▸ Exercise brief: From the entries below, gather each line containing the word "Sample".

▸ Stored records:
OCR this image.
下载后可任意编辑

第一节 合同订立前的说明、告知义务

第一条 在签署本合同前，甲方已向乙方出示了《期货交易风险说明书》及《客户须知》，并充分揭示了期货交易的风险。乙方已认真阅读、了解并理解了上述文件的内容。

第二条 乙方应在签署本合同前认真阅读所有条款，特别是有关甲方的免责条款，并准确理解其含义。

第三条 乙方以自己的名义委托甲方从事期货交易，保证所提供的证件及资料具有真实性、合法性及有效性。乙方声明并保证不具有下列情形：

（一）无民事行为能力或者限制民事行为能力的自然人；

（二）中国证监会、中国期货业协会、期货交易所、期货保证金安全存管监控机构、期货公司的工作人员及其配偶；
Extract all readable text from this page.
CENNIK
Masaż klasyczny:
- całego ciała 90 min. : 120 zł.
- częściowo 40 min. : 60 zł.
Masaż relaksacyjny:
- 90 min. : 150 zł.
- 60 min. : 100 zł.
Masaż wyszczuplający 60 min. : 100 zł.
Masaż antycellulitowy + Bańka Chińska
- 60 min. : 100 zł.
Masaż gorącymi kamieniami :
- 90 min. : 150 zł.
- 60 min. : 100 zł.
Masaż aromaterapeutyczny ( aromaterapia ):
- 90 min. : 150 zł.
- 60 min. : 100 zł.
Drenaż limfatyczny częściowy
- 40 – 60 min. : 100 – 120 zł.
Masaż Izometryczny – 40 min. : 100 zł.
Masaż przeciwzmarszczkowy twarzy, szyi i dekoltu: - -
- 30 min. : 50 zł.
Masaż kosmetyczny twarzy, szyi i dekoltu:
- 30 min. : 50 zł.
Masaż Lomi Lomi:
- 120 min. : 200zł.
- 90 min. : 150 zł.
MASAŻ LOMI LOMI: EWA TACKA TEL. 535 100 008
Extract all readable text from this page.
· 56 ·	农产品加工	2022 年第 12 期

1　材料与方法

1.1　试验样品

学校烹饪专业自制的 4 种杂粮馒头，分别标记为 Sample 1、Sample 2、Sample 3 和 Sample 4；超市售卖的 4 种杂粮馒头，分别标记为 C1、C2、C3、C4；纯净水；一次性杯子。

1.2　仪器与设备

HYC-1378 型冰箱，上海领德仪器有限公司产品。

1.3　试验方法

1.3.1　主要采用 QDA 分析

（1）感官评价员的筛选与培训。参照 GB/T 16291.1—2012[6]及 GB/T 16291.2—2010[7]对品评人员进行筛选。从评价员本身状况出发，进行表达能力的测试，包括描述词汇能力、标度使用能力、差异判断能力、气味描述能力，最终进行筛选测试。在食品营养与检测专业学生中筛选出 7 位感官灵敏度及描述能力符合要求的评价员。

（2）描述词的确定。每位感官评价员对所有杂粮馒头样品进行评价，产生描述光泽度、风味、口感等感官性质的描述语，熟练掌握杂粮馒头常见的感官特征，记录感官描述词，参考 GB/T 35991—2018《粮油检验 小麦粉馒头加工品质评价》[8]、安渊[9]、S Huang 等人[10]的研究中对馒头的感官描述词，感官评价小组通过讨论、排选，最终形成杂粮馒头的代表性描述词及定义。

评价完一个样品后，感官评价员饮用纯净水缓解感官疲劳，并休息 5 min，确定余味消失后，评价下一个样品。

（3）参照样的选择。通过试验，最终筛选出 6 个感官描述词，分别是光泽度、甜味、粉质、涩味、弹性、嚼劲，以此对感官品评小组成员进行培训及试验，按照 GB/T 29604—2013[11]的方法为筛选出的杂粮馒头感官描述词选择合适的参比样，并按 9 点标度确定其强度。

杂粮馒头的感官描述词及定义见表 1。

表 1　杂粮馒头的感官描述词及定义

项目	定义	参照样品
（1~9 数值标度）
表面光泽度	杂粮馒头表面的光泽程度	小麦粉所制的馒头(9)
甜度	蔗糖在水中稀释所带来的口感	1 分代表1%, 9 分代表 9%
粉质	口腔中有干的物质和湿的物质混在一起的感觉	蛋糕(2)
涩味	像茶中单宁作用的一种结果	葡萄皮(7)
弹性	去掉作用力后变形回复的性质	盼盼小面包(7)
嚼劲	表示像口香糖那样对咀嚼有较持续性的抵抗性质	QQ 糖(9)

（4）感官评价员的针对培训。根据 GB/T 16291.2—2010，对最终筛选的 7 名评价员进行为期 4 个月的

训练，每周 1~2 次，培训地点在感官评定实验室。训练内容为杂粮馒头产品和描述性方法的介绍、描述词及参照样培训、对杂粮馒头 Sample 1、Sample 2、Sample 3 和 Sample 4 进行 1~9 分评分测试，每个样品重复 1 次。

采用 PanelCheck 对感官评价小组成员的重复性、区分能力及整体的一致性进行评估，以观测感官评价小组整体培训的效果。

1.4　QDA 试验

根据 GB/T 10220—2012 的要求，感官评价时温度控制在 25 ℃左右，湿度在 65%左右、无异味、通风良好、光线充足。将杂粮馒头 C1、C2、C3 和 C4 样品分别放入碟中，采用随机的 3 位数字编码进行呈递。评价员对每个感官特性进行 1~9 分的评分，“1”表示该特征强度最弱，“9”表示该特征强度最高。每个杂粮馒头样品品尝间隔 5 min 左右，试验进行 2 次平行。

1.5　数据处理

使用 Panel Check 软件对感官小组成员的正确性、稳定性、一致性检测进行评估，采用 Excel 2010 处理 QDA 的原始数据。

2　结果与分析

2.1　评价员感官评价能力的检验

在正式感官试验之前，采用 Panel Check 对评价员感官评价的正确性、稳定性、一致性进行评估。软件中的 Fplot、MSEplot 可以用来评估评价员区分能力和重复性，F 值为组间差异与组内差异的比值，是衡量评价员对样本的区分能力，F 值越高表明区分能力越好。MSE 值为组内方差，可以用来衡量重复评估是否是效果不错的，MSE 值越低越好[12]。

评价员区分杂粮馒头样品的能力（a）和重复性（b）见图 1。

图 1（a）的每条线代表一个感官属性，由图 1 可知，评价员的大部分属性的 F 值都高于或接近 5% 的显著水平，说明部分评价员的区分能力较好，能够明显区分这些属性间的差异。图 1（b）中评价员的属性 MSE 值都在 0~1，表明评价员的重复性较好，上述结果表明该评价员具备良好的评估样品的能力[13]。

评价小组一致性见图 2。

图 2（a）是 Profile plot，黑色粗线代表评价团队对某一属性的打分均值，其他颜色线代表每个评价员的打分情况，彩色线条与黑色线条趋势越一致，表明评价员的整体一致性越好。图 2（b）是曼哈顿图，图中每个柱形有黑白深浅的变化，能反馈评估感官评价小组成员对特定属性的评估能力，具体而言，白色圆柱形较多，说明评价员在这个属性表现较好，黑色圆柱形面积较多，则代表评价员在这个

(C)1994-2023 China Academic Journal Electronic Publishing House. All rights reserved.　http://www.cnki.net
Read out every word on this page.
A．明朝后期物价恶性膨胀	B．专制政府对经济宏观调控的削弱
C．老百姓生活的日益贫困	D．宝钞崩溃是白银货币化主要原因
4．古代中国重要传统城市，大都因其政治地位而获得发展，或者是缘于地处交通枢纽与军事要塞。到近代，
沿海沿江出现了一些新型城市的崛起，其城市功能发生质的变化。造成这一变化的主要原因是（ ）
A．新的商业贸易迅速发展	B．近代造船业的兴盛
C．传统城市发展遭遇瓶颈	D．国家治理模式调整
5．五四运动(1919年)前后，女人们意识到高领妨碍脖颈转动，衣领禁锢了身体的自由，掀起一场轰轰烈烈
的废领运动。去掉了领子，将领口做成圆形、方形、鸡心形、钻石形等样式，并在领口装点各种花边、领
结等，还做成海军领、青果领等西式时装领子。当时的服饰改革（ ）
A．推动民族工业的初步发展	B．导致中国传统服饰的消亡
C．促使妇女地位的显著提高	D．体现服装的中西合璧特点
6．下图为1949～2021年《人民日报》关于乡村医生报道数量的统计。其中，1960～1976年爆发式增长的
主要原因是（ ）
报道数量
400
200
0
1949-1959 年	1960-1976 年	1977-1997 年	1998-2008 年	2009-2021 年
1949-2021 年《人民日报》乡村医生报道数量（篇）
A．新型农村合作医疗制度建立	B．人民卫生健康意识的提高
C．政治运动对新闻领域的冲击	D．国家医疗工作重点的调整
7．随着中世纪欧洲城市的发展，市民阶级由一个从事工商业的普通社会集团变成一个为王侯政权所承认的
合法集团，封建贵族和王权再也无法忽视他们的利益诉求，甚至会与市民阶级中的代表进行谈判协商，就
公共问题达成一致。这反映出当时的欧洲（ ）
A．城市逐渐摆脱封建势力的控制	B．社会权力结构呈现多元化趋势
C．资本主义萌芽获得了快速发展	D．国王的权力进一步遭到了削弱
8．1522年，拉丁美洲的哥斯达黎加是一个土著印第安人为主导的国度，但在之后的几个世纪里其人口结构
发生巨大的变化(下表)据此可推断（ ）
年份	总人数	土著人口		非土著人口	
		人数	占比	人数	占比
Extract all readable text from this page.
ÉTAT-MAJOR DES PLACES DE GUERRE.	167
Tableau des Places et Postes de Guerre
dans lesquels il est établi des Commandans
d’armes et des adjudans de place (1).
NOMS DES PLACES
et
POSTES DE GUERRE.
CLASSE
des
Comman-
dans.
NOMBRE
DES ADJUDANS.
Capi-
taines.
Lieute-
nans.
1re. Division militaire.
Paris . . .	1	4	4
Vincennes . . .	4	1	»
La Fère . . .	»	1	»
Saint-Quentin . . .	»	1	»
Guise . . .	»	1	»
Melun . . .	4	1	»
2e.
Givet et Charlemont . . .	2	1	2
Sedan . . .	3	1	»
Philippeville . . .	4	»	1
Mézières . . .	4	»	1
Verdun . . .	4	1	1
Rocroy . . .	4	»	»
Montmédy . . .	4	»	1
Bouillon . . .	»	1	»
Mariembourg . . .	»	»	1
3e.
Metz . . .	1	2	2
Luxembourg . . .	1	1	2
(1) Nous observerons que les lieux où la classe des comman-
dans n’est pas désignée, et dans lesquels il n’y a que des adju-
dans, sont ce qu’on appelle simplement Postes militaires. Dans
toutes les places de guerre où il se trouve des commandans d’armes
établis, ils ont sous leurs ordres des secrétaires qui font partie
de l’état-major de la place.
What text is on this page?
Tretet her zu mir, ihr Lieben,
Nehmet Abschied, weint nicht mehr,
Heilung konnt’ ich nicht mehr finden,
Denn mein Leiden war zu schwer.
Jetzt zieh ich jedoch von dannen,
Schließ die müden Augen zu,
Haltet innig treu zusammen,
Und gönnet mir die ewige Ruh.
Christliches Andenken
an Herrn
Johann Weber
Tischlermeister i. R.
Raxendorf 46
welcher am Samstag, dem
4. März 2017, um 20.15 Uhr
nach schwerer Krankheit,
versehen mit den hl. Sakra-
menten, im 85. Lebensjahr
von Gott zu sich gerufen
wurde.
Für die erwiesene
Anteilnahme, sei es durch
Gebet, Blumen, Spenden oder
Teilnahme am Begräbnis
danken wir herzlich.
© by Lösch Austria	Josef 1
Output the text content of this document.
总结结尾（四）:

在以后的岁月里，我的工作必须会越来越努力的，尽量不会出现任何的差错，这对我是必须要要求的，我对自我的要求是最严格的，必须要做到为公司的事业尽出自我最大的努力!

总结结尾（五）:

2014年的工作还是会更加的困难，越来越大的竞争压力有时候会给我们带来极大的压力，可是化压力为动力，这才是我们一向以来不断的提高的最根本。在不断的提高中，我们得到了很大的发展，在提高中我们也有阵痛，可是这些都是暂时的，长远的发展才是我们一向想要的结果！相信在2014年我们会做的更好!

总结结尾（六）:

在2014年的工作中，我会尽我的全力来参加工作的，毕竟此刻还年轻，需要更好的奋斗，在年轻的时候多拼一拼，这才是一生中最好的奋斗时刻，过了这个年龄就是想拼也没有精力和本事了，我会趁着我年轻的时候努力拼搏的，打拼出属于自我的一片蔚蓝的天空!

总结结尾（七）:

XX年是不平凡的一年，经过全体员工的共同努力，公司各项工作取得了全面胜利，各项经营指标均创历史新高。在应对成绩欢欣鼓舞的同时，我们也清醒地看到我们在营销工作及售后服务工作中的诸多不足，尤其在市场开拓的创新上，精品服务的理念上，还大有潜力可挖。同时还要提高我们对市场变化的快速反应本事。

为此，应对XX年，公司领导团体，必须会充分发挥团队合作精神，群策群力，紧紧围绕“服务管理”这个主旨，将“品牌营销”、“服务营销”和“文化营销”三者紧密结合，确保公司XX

▸ Answer to the problem:
学校烹饪专业自制的 4 种杂粮馒头，分别标记为 Sample 1、Sample 2、Sample 3 和 Sample 4；超市售卖的 4 种杂粮馒头，分别标记为 C1、C2、C3、C4；纯净水；一次性杯子。
训练，每周 1~2 次，培训地点在感官评定实验室。训练内容为杂粮馒头产品和描述性方法的介绍、描述词及参照样培训、对杂粮馒头 Sample 1、Sample 2、Sample 3 和 Sample 4 进行 1~9 分评分测试，每个样品重复 1 次。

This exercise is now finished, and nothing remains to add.